◆ TEXT PROVIDED ◆
A foregone conclusion is a result predicted with certainty. We define a well-known fact as a body of economic information which has been widely disseminated and has been acted upon by almost everyone who could care to act. In effect, the wise man figures out the foregone conclusion earlier than other investors, but the fool piles into the foregone conclusion once it becomes a well-known fact.

We screen companies via media coverage, heavy index and mutual fund ownership, research analyst unanimity, insider trading and add our own “feel” that comes from a combined 70 years of investment industry experience among our three portfolio managers.

Historical Foregone Conclusions Becoming Well Known Facts

After the end of World War II, the U.S. put a cap on long-term interest rates to give taxpayers time to pay back the debt incurred fighting war on two international fronts. The economy grew in the 1950s and 1960s as we witnessed a baby boom. It was a foregone conclusion that rates would rise after the controls came off. Wise investors avoided long-term bond investments, while stock market investors continued to buy because of leftover fears from the Great Depression. By 1981, five-year Treasury bonds were paying 15%.

◆ ENTRIES SHOWN ◆
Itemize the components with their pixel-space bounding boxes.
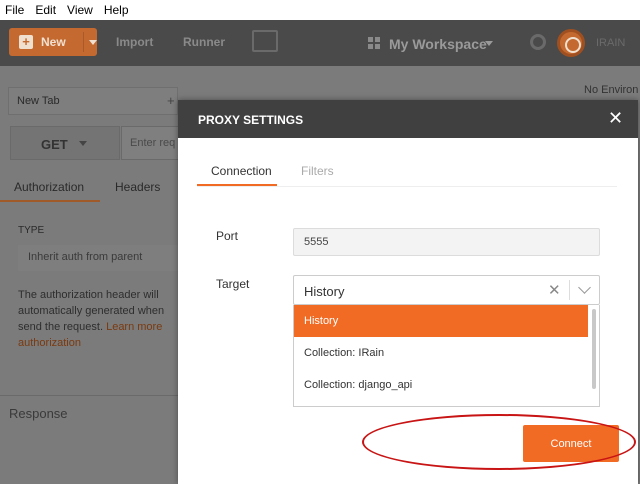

* * *

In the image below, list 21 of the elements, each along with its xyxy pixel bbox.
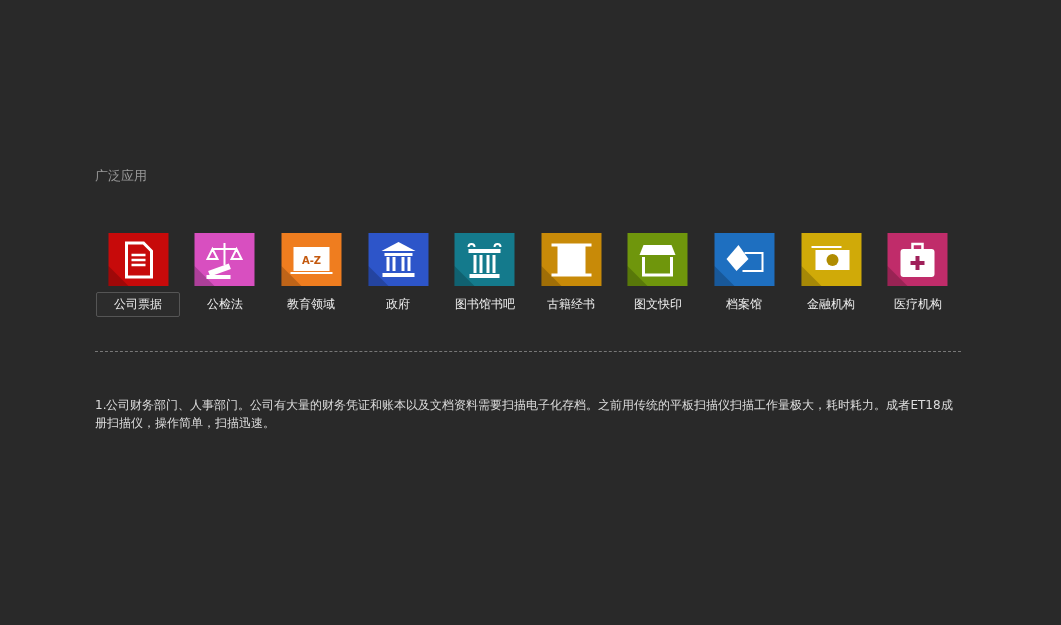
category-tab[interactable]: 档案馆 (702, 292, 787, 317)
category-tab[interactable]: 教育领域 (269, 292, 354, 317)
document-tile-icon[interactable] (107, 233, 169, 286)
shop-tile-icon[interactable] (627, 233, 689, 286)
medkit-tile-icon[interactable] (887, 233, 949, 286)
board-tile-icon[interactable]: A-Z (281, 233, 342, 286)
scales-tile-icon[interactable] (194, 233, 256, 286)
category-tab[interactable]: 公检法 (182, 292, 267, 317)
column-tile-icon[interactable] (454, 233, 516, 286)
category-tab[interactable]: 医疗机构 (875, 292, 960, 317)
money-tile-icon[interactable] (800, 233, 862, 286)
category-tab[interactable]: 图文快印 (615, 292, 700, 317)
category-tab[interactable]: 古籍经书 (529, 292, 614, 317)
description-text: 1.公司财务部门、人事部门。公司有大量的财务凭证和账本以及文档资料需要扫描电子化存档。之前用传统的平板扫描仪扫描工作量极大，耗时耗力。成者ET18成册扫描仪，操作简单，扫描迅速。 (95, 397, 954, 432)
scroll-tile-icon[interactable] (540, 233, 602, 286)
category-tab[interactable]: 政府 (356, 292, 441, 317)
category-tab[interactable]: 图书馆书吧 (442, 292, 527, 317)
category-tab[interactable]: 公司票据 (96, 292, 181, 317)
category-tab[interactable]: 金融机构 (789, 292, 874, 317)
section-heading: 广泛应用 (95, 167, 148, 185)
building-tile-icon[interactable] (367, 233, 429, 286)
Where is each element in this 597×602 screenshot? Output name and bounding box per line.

==

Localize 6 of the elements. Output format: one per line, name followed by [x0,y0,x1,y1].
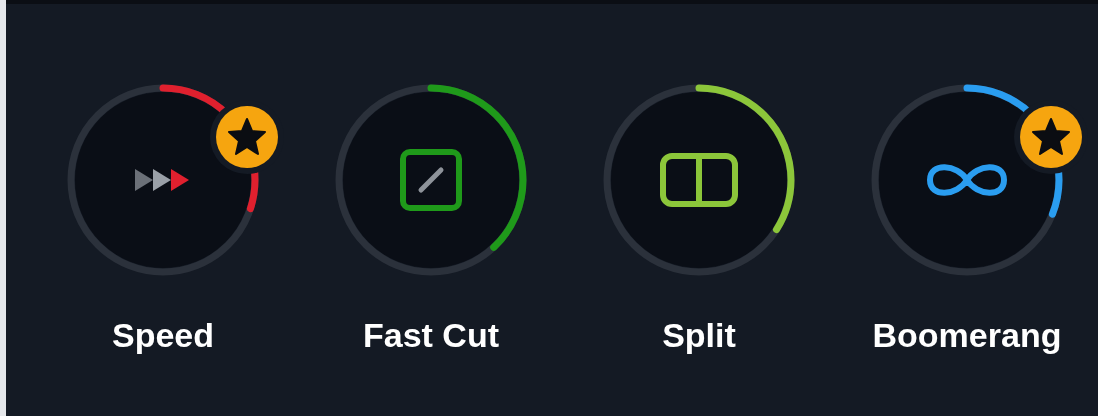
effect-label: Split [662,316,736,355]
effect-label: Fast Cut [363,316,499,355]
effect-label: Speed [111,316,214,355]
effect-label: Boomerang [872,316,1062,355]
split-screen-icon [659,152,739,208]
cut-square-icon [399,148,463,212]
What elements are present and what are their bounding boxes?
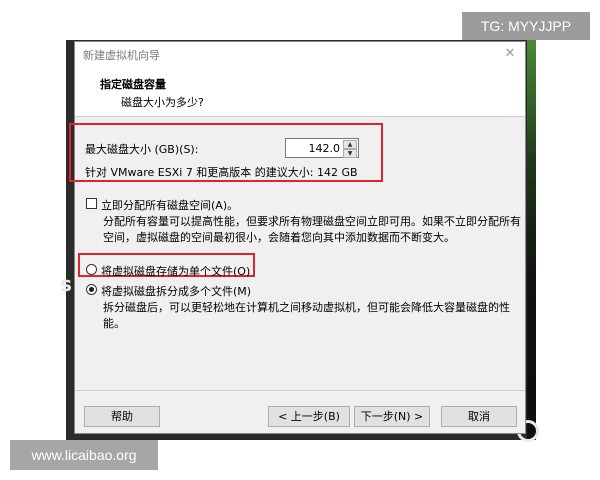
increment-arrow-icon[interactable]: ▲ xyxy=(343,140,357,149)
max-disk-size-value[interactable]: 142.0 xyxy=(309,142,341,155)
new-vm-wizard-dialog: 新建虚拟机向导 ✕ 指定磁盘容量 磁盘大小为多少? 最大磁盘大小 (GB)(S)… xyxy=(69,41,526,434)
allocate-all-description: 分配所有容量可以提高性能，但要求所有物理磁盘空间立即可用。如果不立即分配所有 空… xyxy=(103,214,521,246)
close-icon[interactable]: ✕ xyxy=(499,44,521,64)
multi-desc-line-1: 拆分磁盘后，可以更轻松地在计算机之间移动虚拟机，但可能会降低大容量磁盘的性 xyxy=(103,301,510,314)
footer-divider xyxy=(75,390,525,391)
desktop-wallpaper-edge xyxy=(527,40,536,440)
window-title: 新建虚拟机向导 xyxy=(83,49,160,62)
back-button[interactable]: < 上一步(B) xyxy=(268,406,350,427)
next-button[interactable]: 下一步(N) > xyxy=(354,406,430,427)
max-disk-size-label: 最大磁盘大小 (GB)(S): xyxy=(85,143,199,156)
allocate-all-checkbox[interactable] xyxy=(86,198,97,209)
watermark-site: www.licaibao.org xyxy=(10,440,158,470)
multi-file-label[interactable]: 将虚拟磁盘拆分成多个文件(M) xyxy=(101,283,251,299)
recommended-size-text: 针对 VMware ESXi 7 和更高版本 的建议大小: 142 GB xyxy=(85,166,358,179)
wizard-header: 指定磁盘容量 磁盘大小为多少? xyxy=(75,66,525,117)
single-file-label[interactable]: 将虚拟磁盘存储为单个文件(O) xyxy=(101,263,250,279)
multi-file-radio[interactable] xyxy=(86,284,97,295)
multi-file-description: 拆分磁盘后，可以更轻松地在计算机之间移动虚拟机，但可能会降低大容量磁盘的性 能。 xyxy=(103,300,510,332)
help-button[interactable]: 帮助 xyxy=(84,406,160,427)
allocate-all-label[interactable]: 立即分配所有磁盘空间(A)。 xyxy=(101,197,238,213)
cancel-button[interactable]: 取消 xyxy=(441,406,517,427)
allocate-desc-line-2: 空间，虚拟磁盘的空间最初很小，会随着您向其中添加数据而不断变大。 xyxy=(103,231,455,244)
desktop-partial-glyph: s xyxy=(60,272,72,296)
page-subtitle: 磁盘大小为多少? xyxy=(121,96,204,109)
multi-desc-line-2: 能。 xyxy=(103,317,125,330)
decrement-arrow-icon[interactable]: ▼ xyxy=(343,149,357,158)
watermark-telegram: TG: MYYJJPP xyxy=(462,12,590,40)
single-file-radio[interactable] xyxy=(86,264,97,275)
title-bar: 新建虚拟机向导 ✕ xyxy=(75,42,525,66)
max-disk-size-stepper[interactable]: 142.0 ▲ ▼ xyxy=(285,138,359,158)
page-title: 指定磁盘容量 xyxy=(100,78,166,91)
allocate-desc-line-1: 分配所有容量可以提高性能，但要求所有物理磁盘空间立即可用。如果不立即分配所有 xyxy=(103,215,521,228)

◆ EXERCISE PROMPT ◆
Could you continue the investing text on foregone conclusions and well-known facts, picking up right after its last sentence?

◆ EXPECTED ANSWER ◆
Along the way in 1973, President Nixon put wage and price controls on the economy because it was a foregone conclusion that high levels of inflation were damaging economic growth. At that time, wise investors bought investments which would benefit from cost-push and demand-pull inflation. By 1980, we’d had double-digit inflation and almost everyone had their investments organized around un-ending high inflation levels, which were peaking around 11%. It was a “well known fact” in 1981 that high inflation and high interest rates were something we had to live with continually. Wise investors bought stocks which were depressed by those high interest rates and by how difficult it was to succeed in business as owners, while customers wrestled with exorbitant borrowing costs.

In 1981, it was a foregone conclusion that foreign automobile manufacturers were going to take away huge market share from U.S. automakers and it became a well-known fact. Ford’s stock bottomed around $1.13 in 1981 and peaked above $22 per share in late 1994. Counting dividends, it was a 28-fold gain in 13 years. Ford and other U.S. manufacturers did see their market share shrink immensely! Many times, the most damaging “well-known facts” come true.

Netscape went public in 1994 and it was a foregone conclusion that technology and the internet were going to change our lives. Wise people bought major blue chip tech stocks in 1994. By the end of 1999, the fact that the internet was going to change our lives became a well-known fact. Fools lost a great deal of money from early 2000 to early 2003.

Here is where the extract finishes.